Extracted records

========================================================================

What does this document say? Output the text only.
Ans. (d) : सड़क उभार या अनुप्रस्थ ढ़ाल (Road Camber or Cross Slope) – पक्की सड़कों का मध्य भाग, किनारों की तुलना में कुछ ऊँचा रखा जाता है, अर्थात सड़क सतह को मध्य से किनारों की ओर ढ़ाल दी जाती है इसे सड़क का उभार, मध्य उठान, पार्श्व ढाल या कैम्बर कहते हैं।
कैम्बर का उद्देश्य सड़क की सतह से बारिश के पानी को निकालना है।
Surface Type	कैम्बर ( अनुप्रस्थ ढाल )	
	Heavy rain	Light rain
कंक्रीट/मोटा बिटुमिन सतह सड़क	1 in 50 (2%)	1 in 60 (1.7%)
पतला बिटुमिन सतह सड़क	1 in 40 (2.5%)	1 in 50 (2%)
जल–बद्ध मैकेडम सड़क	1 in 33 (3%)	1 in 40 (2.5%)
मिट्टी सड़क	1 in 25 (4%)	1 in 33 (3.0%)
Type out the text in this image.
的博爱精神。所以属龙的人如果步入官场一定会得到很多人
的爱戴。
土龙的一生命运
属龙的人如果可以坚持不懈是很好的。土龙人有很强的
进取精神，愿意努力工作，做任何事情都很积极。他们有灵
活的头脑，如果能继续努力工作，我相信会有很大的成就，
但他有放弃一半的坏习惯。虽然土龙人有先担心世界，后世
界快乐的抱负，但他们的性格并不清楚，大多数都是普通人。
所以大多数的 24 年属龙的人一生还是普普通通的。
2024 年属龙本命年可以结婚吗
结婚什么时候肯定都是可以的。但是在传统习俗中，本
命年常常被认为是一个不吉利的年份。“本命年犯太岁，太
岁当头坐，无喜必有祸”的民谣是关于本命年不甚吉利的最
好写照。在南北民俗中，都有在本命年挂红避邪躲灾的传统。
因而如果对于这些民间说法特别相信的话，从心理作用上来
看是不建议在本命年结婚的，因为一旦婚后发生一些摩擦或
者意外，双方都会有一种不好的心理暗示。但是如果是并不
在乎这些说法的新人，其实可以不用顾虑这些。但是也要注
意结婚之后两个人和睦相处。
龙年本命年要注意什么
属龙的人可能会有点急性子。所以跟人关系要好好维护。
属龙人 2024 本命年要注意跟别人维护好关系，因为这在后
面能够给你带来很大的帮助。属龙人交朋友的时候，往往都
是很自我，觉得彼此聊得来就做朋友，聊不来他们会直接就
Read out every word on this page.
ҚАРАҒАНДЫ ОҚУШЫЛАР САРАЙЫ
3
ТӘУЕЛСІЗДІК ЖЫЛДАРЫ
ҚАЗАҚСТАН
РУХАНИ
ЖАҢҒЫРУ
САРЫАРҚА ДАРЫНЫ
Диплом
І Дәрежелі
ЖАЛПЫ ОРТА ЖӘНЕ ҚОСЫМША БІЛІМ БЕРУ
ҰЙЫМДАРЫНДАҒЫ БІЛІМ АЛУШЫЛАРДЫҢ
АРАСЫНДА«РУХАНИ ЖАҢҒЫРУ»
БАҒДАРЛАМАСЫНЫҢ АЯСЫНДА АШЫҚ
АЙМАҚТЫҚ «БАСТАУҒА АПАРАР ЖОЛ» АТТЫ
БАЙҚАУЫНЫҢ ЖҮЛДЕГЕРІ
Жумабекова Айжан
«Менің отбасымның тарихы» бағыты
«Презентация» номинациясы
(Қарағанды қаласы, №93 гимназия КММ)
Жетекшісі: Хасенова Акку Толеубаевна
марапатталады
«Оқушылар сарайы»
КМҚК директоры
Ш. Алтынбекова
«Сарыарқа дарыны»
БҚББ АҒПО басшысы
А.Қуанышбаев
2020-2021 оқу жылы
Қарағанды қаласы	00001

========================================================================

Collect each line above holding the string "text".

FINISHED ANSWER
What does this document say? Output the text only.
Type out the text in this image.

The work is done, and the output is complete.